---------- SUPPLIED DATA
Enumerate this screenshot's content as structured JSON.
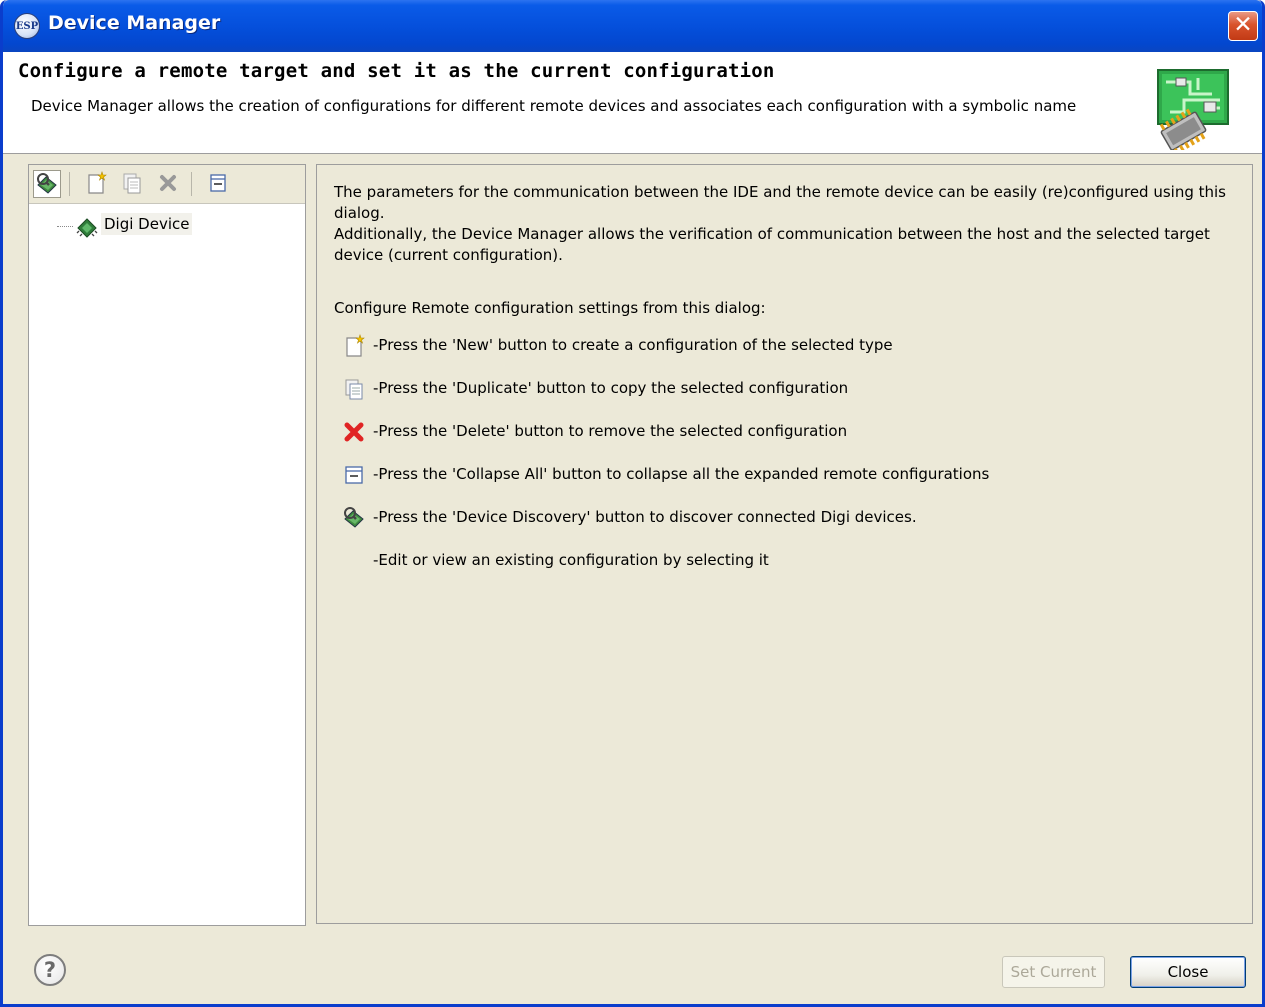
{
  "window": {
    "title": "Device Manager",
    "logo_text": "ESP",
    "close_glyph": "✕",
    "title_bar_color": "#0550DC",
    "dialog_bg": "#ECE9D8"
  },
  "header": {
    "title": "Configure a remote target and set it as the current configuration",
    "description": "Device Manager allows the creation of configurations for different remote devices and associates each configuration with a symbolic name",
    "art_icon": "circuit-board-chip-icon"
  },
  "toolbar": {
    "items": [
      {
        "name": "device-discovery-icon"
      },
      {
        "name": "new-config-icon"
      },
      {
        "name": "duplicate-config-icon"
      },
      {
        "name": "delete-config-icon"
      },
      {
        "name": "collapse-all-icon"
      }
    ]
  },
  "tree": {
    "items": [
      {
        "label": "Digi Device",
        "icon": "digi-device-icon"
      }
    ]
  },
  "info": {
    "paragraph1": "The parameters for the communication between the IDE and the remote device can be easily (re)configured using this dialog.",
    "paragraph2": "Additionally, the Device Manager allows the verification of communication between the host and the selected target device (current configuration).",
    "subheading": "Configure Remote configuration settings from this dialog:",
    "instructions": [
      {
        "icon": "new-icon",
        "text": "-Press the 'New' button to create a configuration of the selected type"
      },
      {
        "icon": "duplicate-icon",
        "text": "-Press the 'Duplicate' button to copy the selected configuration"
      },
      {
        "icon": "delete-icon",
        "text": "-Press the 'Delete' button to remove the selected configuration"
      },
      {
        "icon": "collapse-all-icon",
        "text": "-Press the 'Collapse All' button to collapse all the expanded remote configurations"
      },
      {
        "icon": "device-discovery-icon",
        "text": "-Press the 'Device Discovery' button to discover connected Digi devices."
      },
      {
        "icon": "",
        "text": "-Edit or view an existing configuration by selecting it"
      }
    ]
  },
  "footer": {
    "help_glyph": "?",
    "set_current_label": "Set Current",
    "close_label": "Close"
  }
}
--------------------
---------- SUPPLIED DATA
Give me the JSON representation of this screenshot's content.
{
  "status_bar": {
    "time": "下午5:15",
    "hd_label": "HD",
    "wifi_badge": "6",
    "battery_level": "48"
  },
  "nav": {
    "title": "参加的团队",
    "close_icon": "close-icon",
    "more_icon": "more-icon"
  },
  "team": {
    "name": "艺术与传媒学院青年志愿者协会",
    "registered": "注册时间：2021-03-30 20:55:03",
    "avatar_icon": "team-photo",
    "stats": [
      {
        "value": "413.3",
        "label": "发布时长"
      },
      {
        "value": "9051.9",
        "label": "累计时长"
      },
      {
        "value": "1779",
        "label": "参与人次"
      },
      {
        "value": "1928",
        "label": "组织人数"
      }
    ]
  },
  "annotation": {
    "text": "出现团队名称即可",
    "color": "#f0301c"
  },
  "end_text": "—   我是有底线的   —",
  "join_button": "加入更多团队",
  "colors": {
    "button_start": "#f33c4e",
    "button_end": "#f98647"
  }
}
--------------------
---------- SUPPLIED DATA
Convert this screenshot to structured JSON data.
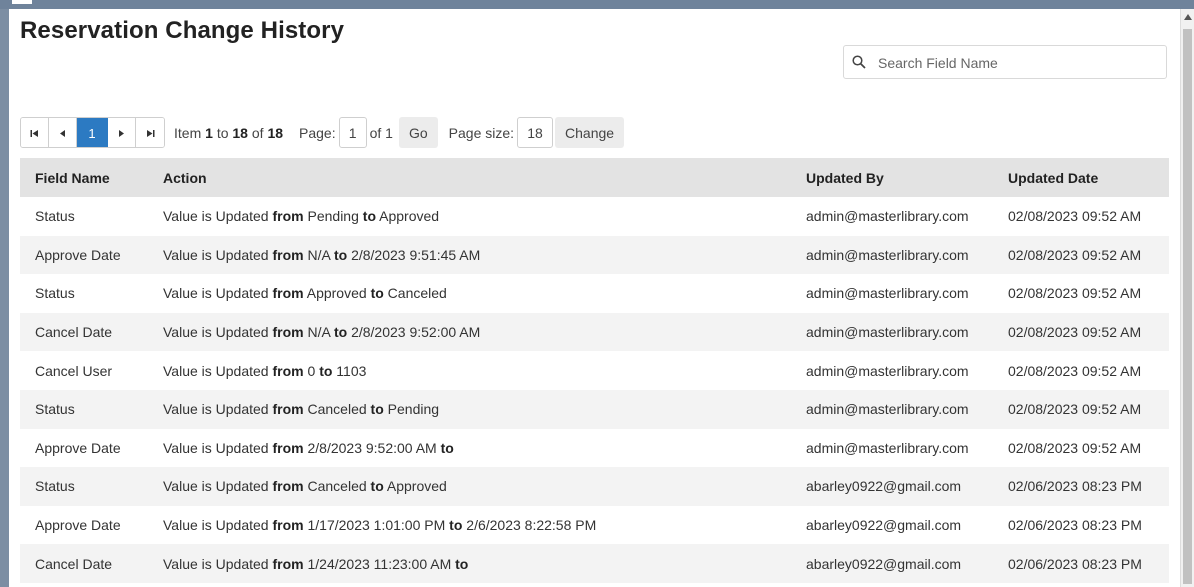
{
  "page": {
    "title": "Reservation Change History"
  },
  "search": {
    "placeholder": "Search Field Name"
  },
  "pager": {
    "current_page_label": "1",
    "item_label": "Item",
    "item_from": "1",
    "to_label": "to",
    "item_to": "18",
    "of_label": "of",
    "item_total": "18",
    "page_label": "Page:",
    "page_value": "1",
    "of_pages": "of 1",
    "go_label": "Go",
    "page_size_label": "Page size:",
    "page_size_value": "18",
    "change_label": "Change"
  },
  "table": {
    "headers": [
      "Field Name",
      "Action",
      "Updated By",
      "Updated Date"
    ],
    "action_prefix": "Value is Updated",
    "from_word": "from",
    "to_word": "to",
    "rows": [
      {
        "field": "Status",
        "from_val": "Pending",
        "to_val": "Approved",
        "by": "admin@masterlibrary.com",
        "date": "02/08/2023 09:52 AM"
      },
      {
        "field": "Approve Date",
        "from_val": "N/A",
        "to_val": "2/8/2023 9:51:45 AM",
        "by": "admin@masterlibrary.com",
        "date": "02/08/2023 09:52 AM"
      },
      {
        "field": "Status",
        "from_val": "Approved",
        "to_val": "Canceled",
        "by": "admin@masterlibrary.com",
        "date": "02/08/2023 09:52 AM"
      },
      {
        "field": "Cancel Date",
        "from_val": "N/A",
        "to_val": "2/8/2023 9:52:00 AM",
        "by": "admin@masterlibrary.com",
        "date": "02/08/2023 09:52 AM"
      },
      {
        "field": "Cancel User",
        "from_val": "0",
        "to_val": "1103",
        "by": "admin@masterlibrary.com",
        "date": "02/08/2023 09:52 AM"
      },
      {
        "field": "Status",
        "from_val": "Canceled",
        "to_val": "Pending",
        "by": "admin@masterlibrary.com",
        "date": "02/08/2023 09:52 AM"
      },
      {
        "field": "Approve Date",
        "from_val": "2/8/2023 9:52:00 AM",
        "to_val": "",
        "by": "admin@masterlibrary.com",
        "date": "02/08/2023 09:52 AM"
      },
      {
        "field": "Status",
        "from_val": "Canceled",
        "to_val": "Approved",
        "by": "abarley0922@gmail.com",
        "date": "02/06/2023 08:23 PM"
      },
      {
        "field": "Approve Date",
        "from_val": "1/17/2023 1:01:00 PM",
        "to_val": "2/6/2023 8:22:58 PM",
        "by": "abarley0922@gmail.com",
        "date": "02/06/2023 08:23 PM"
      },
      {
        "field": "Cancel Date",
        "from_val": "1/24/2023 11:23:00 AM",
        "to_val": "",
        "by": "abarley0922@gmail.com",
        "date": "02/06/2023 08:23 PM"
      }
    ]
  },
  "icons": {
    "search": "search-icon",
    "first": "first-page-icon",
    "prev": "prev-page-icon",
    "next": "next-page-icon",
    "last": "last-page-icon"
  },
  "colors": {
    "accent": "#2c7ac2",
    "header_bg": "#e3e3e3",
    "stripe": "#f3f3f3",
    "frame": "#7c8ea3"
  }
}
--------------------
-- WORK TO COMPLETE --
Give only the number of lines in the material above that hold the word "communication".

-- SOLUTION TO THIS EXERCISE --
2